* **Dataset**:
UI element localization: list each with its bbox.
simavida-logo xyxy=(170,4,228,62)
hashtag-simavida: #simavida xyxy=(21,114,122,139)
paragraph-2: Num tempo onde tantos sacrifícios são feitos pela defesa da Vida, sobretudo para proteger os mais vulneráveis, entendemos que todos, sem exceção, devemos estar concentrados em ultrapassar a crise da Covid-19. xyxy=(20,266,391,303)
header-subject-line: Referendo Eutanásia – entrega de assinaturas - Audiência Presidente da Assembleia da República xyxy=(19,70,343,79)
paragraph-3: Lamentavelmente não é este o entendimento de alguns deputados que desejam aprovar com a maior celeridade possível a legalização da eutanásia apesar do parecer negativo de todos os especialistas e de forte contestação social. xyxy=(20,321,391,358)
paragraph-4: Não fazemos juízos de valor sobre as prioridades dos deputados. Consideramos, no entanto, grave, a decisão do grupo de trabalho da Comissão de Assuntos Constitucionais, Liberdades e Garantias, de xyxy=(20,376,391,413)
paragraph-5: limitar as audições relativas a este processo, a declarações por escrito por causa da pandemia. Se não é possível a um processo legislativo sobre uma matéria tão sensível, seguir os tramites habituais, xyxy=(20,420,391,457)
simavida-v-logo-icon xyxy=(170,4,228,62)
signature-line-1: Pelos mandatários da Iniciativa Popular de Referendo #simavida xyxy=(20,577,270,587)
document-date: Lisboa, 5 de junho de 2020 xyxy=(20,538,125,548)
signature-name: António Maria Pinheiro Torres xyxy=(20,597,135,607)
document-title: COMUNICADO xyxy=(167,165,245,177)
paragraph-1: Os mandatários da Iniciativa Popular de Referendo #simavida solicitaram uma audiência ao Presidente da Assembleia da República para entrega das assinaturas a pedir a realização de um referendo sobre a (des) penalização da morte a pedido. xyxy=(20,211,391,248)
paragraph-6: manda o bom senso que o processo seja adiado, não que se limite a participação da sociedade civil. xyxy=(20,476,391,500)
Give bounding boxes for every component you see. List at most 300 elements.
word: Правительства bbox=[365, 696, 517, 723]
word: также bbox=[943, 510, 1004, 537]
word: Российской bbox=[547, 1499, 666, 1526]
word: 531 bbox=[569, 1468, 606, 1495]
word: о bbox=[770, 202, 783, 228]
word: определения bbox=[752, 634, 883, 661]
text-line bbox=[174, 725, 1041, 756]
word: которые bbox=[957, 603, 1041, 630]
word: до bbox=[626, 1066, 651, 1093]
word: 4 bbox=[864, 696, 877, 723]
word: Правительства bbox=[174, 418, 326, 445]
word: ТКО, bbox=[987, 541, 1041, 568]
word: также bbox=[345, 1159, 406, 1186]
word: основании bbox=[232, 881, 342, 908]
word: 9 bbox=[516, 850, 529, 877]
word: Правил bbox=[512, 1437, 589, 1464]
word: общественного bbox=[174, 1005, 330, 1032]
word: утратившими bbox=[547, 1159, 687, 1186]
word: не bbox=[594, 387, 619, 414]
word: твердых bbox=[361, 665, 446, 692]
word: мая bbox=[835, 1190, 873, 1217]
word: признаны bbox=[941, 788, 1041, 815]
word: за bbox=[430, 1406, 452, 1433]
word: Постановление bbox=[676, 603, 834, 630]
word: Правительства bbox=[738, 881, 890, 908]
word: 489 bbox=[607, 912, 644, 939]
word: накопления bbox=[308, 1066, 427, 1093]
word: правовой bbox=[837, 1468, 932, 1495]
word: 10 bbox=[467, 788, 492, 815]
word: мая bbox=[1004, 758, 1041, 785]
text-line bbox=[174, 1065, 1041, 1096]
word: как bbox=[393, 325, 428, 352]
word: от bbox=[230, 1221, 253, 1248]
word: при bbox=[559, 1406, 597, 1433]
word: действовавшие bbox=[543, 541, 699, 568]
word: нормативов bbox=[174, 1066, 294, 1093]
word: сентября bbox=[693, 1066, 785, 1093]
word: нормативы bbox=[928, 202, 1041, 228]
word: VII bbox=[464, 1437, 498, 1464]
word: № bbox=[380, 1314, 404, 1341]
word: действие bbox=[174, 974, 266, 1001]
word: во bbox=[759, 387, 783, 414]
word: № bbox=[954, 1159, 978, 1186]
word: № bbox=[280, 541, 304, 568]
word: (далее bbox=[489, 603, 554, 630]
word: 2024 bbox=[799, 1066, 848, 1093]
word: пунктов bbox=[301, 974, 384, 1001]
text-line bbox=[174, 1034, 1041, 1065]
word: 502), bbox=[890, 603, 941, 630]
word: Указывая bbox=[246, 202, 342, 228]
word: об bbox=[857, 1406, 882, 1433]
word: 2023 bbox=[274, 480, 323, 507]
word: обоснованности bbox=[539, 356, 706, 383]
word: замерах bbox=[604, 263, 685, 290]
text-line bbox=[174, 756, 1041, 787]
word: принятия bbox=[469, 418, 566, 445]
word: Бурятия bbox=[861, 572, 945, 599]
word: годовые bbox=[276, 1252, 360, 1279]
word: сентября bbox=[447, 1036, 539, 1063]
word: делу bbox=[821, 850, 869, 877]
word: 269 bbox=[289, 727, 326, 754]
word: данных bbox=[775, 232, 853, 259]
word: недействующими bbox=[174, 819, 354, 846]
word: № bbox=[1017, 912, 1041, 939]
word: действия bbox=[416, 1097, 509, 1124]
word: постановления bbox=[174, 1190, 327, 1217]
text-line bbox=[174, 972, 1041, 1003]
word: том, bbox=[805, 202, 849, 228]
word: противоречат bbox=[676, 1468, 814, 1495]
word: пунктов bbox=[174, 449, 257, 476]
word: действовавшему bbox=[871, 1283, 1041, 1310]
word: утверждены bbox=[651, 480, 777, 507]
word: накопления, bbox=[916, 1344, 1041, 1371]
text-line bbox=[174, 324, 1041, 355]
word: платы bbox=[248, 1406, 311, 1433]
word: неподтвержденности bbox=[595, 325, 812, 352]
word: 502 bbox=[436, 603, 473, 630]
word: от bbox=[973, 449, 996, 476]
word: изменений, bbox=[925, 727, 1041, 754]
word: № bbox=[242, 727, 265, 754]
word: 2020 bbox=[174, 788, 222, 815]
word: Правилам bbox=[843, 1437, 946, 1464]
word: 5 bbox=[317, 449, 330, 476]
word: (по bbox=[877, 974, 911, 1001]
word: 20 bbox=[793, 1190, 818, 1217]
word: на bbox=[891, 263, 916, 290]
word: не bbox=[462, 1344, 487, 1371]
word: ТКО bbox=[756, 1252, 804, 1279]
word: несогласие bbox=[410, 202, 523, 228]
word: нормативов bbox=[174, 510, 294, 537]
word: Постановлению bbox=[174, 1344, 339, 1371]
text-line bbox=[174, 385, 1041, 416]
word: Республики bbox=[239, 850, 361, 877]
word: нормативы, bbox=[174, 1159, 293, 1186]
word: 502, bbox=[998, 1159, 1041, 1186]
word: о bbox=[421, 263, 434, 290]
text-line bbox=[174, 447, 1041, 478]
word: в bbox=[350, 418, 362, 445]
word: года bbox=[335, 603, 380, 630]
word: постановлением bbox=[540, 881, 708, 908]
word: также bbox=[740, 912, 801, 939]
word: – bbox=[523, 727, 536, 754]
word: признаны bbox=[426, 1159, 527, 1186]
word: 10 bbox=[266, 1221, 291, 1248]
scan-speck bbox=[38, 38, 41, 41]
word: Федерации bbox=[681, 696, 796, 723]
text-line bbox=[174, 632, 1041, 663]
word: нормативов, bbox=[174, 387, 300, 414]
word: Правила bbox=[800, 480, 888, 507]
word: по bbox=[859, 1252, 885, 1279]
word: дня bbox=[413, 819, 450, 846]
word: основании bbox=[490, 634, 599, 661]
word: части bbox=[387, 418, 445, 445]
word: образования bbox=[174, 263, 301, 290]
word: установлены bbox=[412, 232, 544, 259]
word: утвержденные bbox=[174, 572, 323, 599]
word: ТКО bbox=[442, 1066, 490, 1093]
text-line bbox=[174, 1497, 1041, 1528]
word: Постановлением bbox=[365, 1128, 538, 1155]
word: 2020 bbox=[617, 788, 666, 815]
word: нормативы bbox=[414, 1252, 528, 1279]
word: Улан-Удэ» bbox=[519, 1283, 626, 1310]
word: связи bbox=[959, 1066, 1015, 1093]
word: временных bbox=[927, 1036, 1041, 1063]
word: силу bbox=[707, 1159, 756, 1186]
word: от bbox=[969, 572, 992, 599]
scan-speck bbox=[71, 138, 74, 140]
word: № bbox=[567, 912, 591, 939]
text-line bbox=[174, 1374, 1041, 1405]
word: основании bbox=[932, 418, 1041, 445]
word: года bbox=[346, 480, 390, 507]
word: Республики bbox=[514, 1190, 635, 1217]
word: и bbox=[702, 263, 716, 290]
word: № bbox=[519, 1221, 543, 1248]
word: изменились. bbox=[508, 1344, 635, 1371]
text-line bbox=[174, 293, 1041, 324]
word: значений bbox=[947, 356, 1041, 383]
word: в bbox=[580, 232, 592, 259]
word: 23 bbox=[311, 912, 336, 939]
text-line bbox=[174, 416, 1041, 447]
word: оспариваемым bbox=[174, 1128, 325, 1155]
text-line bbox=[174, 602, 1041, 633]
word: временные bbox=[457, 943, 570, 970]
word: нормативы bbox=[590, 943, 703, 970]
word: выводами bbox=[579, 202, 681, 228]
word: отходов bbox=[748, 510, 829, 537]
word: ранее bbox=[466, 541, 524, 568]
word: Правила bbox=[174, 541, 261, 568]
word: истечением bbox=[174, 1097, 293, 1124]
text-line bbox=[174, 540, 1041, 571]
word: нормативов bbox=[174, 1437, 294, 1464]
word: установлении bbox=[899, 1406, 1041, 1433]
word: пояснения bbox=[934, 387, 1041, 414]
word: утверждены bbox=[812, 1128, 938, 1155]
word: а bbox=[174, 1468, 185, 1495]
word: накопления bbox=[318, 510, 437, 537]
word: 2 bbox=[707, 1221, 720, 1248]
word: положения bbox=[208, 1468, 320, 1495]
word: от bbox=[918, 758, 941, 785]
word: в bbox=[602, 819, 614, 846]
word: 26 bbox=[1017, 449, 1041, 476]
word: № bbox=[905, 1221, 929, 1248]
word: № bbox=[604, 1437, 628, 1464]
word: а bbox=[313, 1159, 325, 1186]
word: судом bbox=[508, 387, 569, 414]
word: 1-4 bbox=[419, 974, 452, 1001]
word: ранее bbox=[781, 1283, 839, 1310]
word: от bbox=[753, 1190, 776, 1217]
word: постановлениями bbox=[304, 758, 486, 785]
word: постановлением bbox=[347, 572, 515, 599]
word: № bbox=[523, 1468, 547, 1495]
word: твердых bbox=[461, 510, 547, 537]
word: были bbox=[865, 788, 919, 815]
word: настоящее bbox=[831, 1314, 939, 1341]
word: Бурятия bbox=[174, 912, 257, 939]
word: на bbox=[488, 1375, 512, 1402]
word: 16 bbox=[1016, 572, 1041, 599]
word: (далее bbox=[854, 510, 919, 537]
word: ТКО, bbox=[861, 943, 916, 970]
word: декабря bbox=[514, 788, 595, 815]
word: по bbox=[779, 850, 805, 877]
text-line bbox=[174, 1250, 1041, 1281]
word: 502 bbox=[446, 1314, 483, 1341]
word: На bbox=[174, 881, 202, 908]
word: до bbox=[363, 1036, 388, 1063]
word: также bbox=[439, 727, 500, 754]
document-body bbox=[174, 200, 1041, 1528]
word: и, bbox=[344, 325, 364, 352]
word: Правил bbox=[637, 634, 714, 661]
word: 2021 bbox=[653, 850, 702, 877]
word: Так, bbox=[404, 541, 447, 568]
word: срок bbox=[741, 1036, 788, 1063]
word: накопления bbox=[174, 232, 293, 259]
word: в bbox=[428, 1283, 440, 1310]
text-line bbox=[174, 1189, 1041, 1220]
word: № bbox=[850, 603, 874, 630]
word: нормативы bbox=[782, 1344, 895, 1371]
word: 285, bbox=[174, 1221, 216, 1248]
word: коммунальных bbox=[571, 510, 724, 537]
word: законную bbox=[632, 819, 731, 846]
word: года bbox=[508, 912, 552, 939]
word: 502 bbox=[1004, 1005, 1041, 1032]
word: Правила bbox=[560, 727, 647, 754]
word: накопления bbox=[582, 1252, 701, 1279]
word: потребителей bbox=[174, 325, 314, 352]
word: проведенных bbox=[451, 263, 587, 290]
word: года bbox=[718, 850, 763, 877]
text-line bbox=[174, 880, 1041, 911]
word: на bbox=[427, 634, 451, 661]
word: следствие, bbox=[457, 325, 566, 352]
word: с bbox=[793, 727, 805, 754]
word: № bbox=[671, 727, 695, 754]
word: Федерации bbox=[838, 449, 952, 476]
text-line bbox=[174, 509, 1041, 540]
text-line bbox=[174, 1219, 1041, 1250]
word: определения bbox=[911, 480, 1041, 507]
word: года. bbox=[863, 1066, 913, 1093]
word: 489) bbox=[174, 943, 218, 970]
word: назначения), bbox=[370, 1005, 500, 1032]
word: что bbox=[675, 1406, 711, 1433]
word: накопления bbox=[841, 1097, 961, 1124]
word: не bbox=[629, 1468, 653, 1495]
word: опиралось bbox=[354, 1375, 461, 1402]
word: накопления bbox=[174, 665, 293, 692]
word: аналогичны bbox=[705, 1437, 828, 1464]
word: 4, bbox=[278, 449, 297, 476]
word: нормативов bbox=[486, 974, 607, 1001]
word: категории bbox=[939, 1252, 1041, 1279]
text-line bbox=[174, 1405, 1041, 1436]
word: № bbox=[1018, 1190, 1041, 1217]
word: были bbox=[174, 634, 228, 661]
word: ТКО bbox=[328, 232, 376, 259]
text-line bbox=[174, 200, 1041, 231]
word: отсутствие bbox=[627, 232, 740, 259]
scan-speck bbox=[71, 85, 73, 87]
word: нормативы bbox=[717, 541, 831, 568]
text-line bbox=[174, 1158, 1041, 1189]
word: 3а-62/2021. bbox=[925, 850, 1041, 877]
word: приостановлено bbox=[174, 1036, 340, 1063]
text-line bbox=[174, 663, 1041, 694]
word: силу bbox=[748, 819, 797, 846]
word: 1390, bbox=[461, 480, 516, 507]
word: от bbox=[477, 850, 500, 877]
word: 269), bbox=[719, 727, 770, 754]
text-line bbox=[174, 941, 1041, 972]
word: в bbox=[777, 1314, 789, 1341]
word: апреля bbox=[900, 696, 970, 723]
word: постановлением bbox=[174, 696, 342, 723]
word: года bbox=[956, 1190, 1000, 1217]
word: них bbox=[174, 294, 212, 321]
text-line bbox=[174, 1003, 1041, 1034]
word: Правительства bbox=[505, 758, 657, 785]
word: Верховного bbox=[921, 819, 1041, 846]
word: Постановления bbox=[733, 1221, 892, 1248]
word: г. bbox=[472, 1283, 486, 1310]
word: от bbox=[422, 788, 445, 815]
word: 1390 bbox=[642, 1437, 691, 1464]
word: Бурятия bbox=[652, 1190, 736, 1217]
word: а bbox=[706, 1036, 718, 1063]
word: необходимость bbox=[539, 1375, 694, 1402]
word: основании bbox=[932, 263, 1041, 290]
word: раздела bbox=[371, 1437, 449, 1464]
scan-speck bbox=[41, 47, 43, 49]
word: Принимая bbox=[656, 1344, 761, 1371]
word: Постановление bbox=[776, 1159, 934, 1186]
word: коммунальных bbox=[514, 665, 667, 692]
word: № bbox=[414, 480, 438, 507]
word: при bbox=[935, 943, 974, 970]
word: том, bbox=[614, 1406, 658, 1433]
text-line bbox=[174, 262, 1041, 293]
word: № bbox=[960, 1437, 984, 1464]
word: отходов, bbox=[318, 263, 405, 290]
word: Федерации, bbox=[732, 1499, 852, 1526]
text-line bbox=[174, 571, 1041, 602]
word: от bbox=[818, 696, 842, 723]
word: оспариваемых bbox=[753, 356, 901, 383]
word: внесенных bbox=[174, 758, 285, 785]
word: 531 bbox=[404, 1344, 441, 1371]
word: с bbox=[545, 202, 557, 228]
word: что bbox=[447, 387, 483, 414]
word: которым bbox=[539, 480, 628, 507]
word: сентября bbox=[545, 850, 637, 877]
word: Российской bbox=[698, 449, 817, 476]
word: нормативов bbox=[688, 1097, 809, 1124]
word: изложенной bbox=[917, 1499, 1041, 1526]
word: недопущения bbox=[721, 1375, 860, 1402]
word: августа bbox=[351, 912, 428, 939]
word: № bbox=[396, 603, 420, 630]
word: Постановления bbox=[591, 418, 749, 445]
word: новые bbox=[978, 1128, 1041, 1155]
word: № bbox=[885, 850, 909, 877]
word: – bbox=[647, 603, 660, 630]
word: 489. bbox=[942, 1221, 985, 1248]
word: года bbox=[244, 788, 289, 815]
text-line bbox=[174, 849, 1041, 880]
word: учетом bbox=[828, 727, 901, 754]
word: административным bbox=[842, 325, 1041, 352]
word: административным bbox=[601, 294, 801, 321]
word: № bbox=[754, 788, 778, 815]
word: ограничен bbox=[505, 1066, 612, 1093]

* **Given instruction**: Starting at the top of the listing and stopping after the line that contains "paragraph-4: Não fazemos", please write those lines out again with "deputados" replaced by "parlamentares" and nothing else changed.

* **Complete response**:
UI element localization: list each with its bbox.
simavida-logo xyxy=(170,4,228,62)
hashtag-simavida: #simavida xyxy=(21,114,122,139)
paragraph-2: Num tempo onde tantos sacrifícios são feitos pela defesa da Vida, sobretudo para proteger os mais vulneráveis, entendemos que todos, sem exceção, devemos estar concentrados em ultrapassar a crise da Covid-19. xyxy=(20,266,391,303)
header-subject-line: Referendo Eutanásia – entrega de assinaturas - Audiência Presidente da Assembleia da República xyxy=(19,70,343,79)
paragraph-3: Lamentavelmente não é este o entendimento de alguns parlamentares que desejam aprovar com a maior celeridade possível a legalização da eutanásia apesar do parecer negativo de todos os especialistas e de forte contestação social. xyxy=(20,321,391,358)
paragraph-4: Não fazemos juízos de valor sobre as prioridades dos parlamentares. Consideramos, no entanto, grave, a decisão do grupo de trabalho da Comissão de Assuntos Constitucionais, Liberdades e Garantias, de xyxy=(20,376,391,413)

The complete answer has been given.